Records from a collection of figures
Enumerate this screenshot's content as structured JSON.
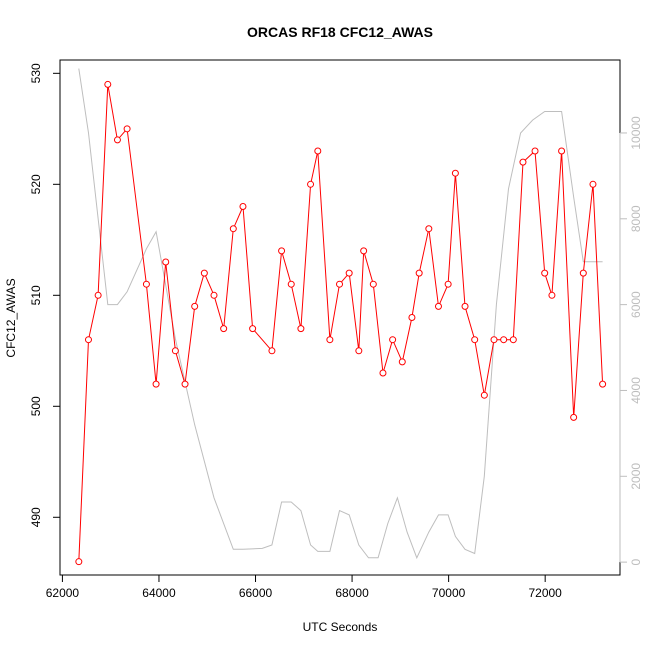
{
  "chart_data": {
    "type": "line",
    "title": "ORCAS RF18 CFC12_AWAS",
    "xlabel": "UTC Seconds",
    "ylabel": "CFC12_AWAS",
    "xlim": [
      61950,
      73550
    ],
    "ylim": [
      484.8,
      531.2
    ],
    "y2lim": [
      -300,
      11700
    ],
    "x_ticks": [
      62000,
      64000,
      66000,
      68000,
      70000,
      72000
    ],
    "y_ticks": [
      490,
      500,
      510,
      520,
      530
    ],
    "y2_ticks": [
      0,
      2000,
      4000,
      6000,
      8000,
      10000
    ],
    "grid": false,
    "legend": "none",
    "colors": {
      "primary": "#ff0000",
      "secondary": "#bebebe",
      "axis": "#000000",
      "right_axis": "#bebebe"
    },
    "series": [
      {
        "color": "#ff0000",
        "axis": "left",
        "markers": true,
        "x": [
          62340,
          62540,
          62740,
          62940,
          63140,
          63340,
          63740,
          63940,
          64140,
          64340,
          64540,
          64740,
          64940,
          65140,
          65340,
          65540,
          65740,
          65940,
          66340,
          66540,
          66740,
          66940,
          67140,
          67290,
          67540,
          67740,
          67940,
          68140,
          68240,
          68440,
          68640,
          68840,
          69040,
          69240,
          69390,
          69590,
          69790,
          69990,
          70140,
          70340,
          70540,
          70740,
          70940,
          71140,
          71340,
          71540,
          71790,
          71990,
          72140,
          72340,
          72590,
          72790,
          72990,
          73190
        ],
        "y": [
          486,
          506,
          510,
          529,
          524,
          525,
          511,
          502,
          513,
          505,
          502,
          509,
          512,
          510,
          507,
          516,
          518,
          507,
          505,
          514,
          511,
          507,
          520,
          523,
          506,
          511,
          512,
          505,
          514,
          511,
          503,
          506,
          504,
          508,
          512,
          516,
          509,
          511,
          521,
          509,
          506,
          501,
          506,
          506,
          506,
          522,
          523,
          512,
          510,
          523,
          499,
          512,
          520,
          502
        ]
      },
      {
        "color": "#bebebe",
        "axis": "right",
        "markers": false,
        "x": [
          62340,
          62540,
          62940,
          63140,
          63340,
          63740,
          63940,
          64340,
          64740,
          65140,
          65540,
          65740,
          66140,
          66340,
          66540,
          66740,
          66940,
          67140,
          67290,
          67540,
          67740,
          67940,
          68140,
          68340,
          68540,
          68740,
          68940,
          69140,
          69340,
          69590,
          69790,
          69990,
          70140,
          70340,
          70540,
          70740,
          70990,
          71240,
          71490,
          71740,
          71990,
          72340,
          72590,
          72790,
          73190
        ],
        "y": [
          11500,
          10000,
          6000,
          6000,
          6300,
          7300,
          7700,
          5200,
          3200,
          1500,
          300,
          300,
          320,
          400,
          1400,
          1400,
          1200,
          400,
          250,
          250,
          1200,
          1100,
          400,
          100,
          100,
          900,
          1500,
          700,
          100,
          700,
          1100,
          1100,
          600,
          300,
          200,
          2000,
          6000,
          8700,
          10000,
          10300,
          10500,
          10500,
          8500,
          7000,
          7000
        ]
      }
    ]
  }
}
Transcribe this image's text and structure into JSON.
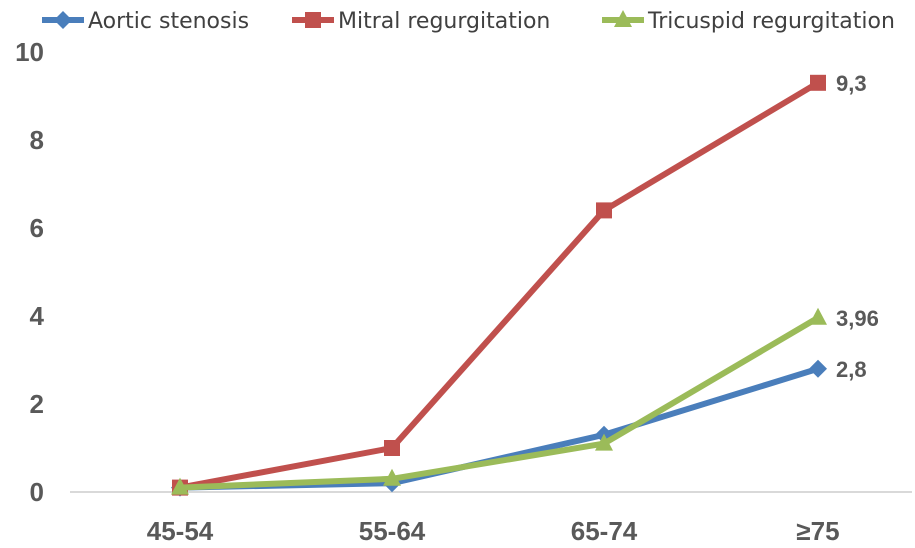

BRIEF: Copy out each line that contains the word "this".

CORRECT OUTPUT:
Enumerate this screenshot's content as structured JSON.
Transcribe this image's text and structure into JSON.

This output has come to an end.